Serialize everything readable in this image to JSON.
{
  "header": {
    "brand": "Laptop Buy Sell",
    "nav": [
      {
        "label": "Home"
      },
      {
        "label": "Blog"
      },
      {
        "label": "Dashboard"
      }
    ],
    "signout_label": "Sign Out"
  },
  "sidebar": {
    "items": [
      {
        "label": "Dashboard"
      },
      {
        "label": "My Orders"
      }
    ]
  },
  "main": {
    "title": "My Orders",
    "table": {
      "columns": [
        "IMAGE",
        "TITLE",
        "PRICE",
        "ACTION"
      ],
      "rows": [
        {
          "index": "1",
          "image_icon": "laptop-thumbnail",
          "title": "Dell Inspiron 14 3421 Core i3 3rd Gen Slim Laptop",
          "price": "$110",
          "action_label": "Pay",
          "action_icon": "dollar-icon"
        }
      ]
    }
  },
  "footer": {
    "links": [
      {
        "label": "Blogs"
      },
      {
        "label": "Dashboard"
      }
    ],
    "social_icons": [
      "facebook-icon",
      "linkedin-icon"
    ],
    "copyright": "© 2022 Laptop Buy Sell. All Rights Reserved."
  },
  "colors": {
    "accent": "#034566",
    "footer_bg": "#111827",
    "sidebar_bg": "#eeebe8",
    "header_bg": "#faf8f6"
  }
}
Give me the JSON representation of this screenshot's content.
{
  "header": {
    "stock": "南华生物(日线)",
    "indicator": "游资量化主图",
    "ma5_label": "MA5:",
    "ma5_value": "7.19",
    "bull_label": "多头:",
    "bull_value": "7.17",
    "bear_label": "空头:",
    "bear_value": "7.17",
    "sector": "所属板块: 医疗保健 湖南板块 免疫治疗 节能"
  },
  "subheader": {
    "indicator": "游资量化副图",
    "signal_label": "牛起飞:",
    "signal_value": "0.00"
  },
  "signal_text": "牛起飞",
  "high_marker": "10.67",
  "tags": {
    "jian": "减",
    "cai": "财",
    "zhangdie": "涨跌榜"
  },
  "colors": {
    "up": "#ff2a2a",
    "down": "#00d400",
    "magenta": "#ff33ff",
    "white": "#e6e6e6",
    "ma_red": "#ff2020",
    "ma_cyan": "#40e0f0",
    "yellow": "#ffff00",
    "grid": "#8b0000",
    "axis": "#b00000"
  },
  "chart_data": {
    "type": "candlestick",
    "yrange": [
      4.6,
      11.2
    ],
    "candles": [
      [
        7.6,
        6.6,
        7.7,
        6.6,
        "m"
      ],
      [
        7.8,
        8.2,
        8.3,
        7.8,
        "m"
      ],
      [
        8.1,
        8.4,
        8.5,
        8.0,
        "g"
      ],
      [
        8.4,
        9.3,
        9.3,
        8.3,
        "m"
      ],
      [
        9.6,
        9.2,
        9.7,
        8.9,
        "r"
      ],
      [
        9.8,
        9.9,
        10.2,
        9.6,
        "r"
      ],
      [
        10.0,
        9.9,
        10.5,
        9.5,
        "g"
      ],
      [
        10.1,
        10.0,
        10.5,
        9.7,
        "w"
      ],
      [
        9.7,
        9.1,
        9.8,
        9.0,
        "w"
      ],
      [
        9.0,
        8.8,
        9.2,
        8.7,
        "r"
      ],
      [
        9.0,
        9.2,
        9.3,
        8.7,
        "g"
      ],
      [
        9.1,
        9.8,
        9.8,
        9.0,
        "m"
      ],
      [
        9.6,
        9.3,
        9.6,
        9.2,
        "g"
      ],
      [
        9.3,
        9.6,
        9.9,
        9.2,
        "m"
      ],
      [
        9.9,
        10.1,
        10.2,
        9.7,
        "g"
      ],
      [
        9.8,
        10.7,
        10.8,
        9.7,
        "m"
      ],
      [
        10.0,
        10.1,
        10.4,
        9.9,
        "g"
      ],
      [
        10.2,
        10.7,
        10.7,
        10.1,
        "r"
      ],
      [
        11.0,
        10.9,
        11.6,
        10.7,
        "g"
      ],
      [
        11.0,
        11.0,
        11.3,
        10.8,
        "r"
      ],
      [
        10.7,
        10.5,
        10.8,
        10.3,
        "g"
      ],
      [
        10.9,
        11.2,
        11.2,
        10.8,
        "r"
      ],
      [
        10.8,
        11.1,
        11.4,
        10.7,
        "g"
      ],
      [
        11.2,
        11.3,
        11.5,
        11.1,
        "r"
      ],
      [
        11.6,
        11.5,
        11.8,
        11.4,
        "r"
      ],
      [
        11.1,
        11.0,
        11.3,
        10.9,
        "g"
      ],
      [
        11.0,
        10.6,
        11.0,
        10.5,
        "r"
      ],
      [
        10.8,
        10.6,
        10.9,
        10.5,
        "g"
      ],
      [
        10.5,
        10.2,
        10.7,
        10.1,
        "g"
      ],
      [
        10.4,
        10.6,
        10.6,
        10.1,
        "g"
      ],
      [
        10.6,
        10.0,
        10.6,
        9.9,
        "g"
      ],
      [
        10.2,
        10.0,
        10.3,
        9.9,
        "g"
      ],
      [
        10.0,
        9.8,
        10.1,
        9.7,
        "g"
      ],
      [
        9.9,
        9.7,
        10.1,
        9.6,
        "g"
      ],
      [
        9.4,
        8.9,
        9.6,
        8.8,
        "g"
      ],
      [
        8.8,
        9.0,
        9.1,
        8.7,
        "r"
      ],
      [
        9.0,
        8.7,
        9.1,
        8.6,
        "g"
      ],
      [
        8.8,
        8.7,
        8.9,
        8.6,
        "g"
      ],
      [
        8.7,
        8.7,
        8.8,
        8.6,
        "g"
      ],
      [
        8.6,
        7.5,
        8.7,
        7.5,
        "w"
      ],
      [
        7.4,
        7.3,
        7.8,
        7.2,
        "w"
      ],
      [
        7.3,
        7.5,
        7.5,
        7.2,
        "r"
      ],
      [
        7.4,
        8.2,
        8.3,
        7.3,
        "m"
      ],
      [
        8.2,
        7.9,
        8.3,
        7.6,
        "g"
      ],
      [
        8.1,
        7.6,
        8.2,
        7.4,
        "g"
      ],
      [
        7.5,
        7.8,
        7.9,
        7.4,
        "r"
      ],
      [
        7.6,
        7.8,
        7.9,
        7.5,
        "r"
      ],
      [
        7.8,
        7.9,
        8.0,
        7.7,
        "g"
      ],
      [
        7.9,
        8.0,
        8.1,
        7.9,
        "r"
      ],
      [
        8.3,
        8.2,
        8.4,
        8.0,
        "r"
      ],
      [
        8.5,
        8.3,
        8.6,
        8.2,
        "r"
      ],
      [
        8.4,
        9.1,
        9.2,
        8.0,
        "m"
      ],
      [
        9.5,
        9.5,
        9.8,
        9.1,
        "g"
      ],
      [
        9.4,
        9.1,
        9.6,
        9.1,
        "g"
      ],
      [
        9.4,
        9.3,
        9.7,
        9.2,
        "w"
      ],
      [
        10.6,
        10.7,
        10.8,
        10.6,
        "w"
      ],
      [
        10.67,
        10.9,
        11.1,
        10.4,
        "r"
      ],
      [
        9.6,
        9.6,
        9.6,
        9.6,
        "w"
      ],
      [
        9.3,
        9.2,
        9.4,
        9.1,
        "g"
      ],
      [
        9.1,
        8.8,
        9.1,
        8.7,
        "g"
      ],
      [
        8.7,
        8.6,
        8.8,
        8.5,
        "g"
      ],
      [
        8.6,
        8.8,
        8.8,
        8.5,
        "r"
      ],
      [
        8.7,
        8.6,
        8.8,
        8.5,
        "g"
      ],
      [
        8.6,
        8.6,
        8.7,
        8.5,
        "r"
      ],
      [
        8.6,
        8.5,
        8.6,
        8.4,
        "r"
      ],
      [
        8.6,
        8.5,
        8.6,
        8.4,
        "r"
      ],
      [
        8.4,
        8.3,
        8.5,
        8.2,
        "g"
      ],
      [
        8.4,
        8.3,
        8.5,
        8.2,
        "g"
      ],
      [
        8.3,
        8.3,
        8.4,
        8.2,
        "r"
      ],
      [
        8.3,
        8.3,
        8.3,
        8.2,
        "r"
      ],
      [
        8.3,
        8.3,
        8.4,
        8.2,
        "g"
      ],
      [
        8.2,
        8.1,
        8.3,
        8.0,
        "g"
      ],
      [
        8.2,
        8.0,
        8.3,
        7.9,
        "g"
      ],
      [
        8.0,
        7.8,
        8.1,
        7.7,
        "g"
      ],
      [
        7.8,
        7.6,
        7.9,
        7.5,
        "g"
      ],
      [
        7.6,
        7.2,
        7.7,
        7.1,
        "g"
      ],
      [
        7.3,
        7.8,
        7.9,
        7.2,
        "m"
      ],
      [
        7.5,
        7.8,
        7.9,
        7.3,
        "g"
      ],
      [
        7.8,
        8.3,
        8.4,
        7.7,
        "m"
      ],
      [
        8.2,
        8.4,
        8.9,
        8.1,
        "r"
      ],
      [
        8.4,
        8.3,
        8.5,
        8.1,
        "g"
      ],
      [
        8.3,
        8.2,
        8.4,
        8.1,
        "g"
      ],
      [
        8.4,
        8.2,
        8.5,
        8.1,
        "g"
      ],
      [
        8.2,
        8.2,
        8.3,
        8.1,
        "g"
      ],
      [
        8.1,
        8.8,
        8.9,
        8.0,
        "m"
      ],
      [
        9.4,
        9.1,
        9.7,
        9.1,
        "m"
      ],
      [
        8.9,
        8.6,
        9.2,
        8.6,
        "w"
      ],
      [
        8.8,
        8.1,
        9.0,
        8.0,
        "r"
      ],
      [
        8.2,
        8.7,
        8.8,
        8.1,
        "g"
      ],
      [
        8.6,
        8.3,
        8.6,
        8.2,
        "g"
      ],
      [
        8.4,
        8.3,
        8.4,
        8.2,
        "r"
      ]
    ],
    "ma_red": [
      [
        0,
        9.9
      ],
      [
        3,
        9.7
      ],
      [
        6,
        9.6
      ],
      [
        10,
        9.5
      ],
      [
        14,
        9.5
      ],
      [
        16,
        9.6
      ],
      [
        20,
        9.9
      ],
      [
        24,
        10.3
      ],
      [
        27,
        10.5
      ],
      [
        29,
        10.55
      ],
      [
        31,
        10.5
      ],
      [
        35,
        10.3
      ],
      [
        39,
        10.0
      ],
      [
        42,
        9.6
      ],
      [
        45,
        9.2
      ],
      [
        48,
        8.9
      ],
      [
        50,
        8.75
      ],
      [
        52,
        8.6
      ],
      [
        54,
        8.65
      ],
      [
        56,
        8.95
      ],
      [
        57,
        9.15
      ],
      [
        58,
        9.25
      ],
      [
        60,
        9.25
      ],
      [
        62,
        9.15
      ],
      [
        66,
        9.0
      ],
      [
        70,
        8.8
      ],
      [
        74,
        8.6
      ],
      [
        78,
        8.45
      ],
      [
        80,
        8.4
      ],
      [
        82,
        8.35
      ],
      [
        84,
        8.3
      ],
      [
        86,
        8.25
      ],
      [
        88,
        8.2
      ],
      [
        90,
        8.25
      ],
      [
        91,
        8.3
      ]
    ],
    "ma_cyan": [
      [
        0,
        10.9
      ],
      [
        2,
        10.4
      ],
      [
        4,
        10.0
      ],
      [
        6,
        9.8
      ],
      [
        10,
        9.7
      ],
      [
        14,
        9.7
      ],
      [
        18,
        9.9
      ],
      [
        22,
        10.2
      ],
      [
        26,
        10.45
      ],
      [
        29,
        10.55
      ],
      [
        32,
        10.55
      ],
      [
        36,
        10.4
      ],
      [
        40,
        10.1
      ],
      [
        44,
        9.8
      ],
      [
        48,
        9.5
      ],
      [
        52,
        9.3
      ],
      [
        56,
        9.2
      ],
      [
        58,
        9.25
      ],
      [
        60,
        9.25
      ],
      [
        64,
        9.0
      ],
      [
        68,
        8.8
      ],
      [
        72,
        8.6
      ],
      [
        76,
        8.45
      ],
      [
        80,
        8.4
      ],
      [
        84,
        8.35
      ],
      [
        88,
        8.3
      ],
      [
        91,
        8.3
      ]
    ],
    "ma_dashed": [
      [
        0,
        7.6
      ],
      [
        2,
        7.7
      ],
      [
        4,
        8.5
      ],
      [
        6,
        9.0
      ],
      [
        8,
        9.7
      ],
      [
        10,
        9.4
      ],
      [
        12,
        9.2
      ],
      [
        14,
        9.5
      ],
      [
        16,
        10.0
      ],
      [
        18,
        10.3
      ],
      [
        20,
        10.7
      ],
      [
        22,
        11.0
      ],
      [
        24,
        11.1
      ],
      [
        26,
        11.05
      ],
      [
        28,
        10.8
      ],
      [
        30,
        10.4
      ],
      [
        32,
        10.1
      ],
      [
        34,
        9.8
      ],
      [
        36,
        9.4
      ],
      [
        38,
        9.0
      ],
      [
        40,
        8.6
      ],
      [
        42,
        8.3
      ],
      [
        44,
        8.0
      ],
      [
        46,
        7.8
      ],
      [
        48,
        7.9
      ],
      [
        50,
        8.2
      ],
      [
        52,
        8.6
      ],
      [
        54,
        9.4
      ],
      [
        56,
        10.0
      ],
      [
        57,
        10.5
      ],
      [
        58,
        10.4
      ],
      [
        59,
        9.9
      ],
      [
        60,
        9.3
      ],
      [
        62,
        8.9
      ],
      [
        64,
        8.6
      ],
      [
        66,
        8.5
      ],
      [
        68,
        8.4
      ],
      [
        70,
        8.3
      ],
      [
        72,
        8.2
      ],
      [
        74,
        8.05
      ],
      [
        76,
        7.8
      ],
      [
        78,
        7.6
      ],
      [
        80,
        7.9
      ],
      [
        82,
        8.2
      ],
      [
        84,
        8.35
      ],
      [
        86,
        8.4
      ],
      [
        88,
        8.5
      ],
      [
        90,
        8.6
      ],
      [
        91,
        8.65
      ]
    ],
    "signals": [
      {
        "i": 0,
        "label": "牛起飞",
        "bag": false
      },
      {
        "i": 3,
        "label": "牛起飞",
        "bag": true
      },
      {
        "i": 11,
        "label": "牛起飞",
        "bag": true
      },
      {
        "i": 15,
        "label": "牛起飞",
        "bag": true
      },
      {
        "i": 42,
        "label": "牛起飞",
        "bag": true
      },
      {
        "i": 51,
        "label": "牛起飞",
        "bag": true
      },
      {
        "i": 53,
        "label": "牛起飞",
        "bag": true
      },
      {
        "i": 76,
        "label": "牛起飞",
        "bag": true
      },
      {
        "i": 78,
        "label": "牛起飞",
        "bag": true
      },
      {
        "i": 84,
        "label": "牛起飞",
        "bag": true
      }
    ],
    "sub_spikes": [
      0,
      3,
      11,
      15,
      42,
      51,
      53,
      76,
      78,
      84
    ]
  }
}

Problem requirements: Gather each line in the entries above where the string "indicator" is found.

Answer to the task:
    "indicator": "游资量化主图",
    "indicator": "游资量化副图",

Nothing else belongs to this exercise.